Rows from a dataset
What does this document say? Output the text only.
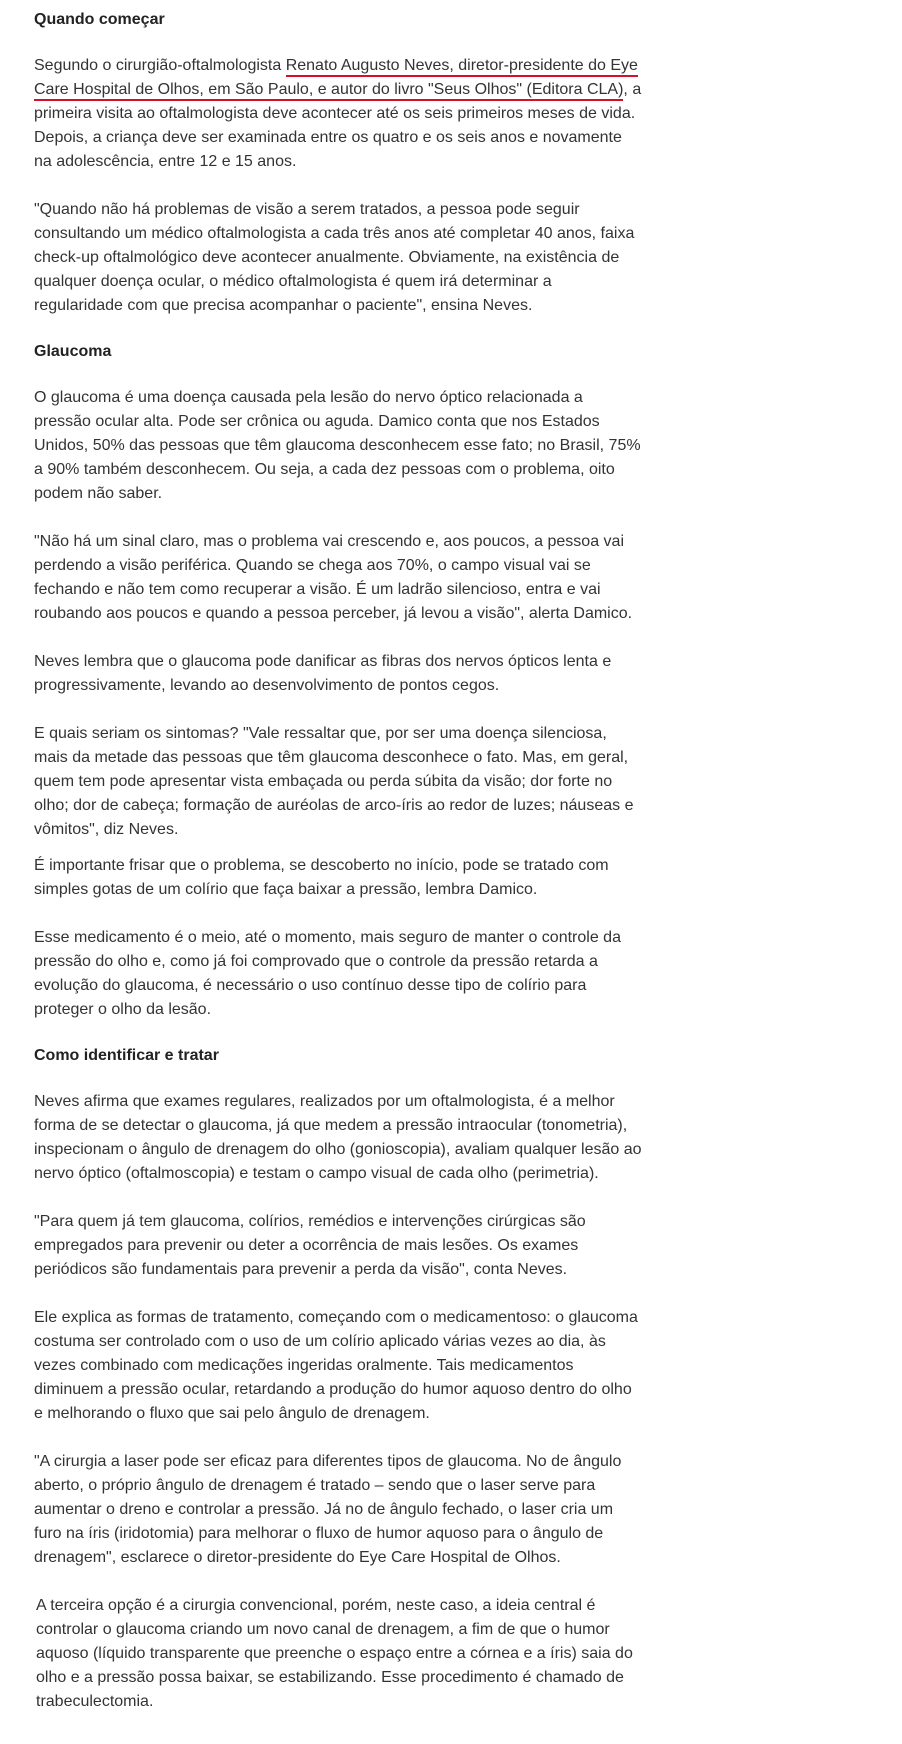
Quando começar

Segundo o cirurgião-oftalmologista Renato Augusto Neves, diretor-presidente do Eye Care Hospital de Olhos, em São Paulo, e autor do livro "Seus Olhos" (Editora CLA), a primeira visita ao oftalmologista deve acontecer até os seis primeiros meses de vida. Depois, a criança deve ser examinada entre os quatro e os seis anos e novamente na adolescência, entre 12 e 15 anos.

"Quando não há problemas de visão a serem tratados, a pessoa pode seguir consultando um médico oftalmologista a cada três anos até completar 40 anos, faixa check-up oftalmológico deve acontecer anualmente. Obviamente, na existência de qualquer doença ocular, o médico oftalmologista é quem irá determinar a regularidade com que precisa acompanhar o paciente", ensina Neves.

Glaucoma

O glaucoma é uma doença causada pela lesão do nervo óptico relacionada a pressão ocular alta. Pode ser crônica ou aguda. Damico conta que nos Estados Unidos, 50% das pessoas que têm glaucoma desconhecem esse fato; no Brasil, 75% a 90% também desconhecem. Ou seja, a cada dez pessoas com o problema, oito podem não saber.

"Não há um sinal claro, mas o problema vai crescendo e, aos poucos, a pessoa vai perdendo a visão periférica. Quando se chega aos 70%, o campo visual vai se fechando e não tem como recuperar a visão. É um ladrão silencioso, entra e vai roubando aos poucos e quando a pessoa perceber, já levou a visão", alerta Damico.

Neves lembra que o glaucoma pode danificar as fibras dos nervos ópticos lenta e progressivamente, levando ao desenvolvimento de pontos cegos.

E quais seriam os sintomas? "Vale ressaltar que, por ser uma doença silenciosa, mais da metade das pessoas que têm glaucoma desconhece o fato. Mas, em geral, quem tem pode apresentar vista embaçada ou perda súbita da visão; dor forte no olho; dor de cabeça; formação de auréolas de arco-íris ao redor de luzes; náuseas e vômitos", diz Neves.

É importante frisar que o problema, se descoberto no início, pode se tratado com simples gotas de um colírio que faça baixar a pressão, lembra Damico.

Esse medicamento é o meio, até o momento, mais seguro de manter o controle da pressão do olho e, como já foi comprovado que o controle da pressão retarda a evolução do glaucoma, é necessário o uso contínuo desse tipo de colírio para proteger o olho da lesão.

Como identificar e tratar

Neves afirma que exames regulares, realizados por um oftalmologista, é a melhor forma de se detectar o glaucoma, já que medem a pressão intraocular (tonometria), inspecionam o ângulo de drenagem do olho (gonioscopia), avaliam qualquer lesão ao nervo óptico (oftalmoscopia) e testam o campo visual de cada olho (perimetria).

"Para quem já tem glaucoma, colírios, remédios e intervenções cirúrgicas são empregados para prevenir ou deter a ocorrência de mais lesões. Os exames periódicos são fundamentais para prevenir a perda da visão", conta Neves.

Ele explica as formas de tratamento, começando com o medicamentoso: o glaucoma costuma ser controlado com o uso de um colírio aplicado várias vezes ao dia, às vezes combinado com medicações ingeridas oralmente. Tais medicamentos diminuem a pressão ocular, retardando a produção do humor aquoso dentro do olho e melhorando o fluxo que sai pelo ângulo de drenagem.

"A cirurgia a laser pode ser eficaz para diferentes tipos de glaucoma. No de ângulo aberto, o próprio ângulo de drenagem é tratado – sendo que o laser serve para aumentar o dreno e controlar a pressão. Já no de ângulo fechado, o laser cria um furo na íris (iridotomia) para melhorar o fluxo de humor aquoso para o ângulo de drenagem", esclarece o diretor-presidente do Eye Care Hospital de Olhos.

A terceira opção é a cirurgia convencional, porém, neste caso, a ideia central é controlar o glaucoma criando um novo canal de drenagem, a fim de que o humor aquoso (líquido transparente que preenche o espaço entre a córnea e a íris) saia do olho e a pressão possa baixar, se estabilizando. Esse procedimento é chamado de trabeculectomia.
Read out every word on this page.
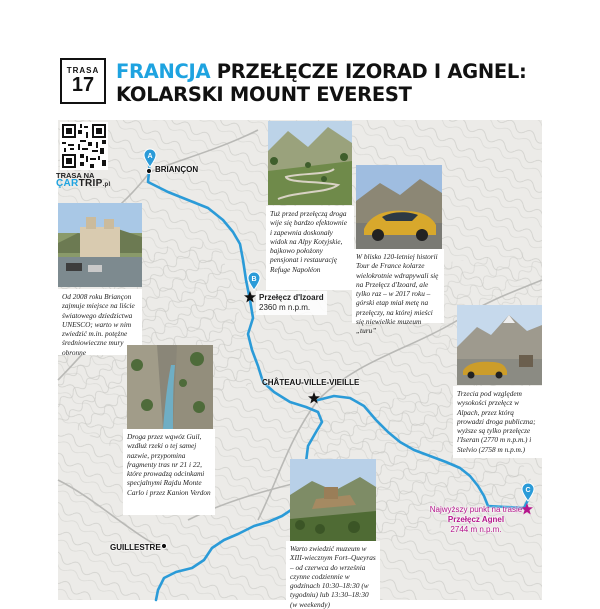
TRASA
17
FRANCJA PRZEŁĘCZE IZORAD I AGNEL: KOLARSKI MOUNT EVEREST
A
B
C
TRASA NA
ÇARTRIP.pl
BRIANÇON
CHÂTEAU-VILLE-VIEILLE
GUILLESTRE
Przełęcz d'Izoard
2360 m n.p.m.
Najwyższy punkt na trasie
Przełęcz Agnel
2744 m n.p.m.
Od 2008 roku Briançon zajmuje miejsce na liście światowego dziedzictwa UNESCO; warto w nim zwiedzić m.in. potężne średniowieczne mury obronne
Tuż przed przełęczą droga wije się bardzo efektownie i zapewnia doskonały widok na Alpy Kotyjskie, bajkowo położony pensjonat i restaurację Refuge Napoléon
W blisko 120-letniej historii Tour de France kolarze wielokrotnie wdrapywali się na Przełęcz d'Izoard, ale tylko raz – w 2017 roku – górski etap miał metę na przełęczy, na której mieści się niewielkie muzeum „turu”
Droga przez wąwóz Guil, wzdłuż rzeki o tej samej nazwie, przypomina fragmenty tras nr 21 i 22, które prowadzą odcinkami specjalnymi Rajdu Monte Carlo i przez Kanion Verdon
Trzecia pod względem wysokości przełęcz w Alpach, przez którą prowadzi droga publiczna; wyższe są tylko przełęcze l'Iseran (2770 m n.p.m.) i Stelvio (2758 m n.p.m.)
Warto zwiedzić muzeum w XIII-wiecznym Fort–Queyras – od czerwca do września czynne codziennie w godzinach 10:30–18:30 (w tygodniu) lub 13:30–18:30 (w weekendy)
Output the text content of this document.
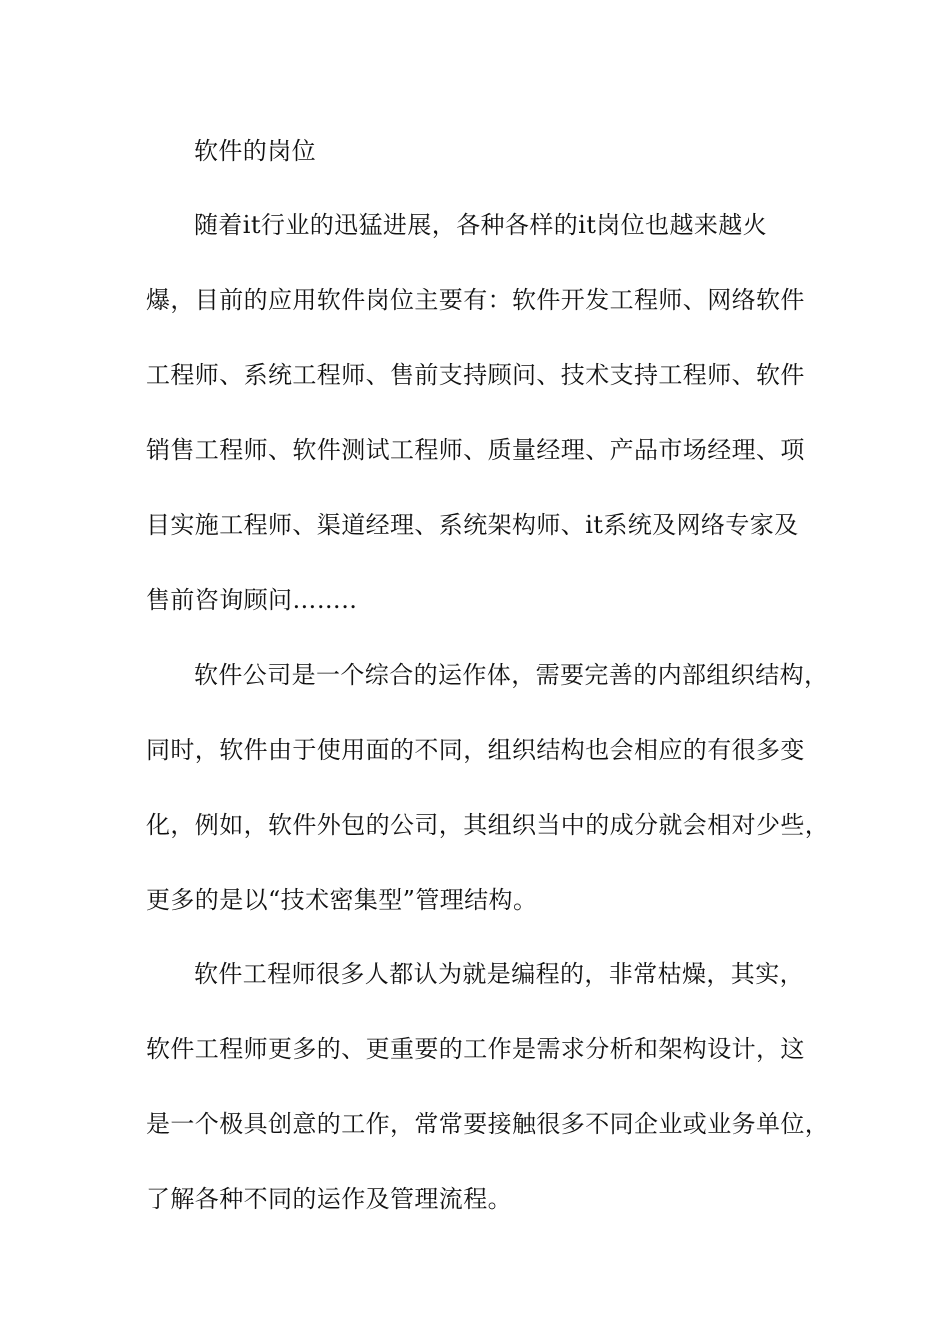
软件的岗位
随着it行业的迅猛进展，各种各样的it岗位也越来越火
爆，目前的应用软件岗位主要有：软件开发工程师、网络软件
工程师、系统工程师、售前支持顾问、技术支持工程师、软件
销售工程师、软件测试工程师、质量经理、产品市场经理、项
目实施工程师、渠道经理、系统架构师、it系统及网络专家及
售前咨询顾问……..
软件公司是一个综合的运作体，需要完善的内部组织结构，
同时，软件由于使用面的不同，组织结构也会相应的有很多变
化，例如，软件外包的公司，其组织当中的成分就会相对少些，
更多的是以“技术密集型”管理结构。
软件工程师很多人都认为就是编程的，非常枯燥，其实，
软件工程师更多的、更重要的工作是需求分析和架构设计，这
是一个极具创意的工作，常常要接触很多不同企业或业务单位，
了解各种不同的运作及管理流程。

- _Work instructions_
Search the records above for "zwiedzić". Copy each line where it is found.

- _Solution_
Od 2008 roku Briançon zajmuje miejsce na liście światowego dziedzictwa UNESCO; warto w nim zwiedzić m.in. potężne średniowieczne mury obronne
Warto zwiedzić muzeum w XIII-wiecznym Fort–Queyras – od czerwca do września czynne codziennie w godzinach 10:30–18:30 (w tygodniu) lub 13:30–18:30 (w weekendy)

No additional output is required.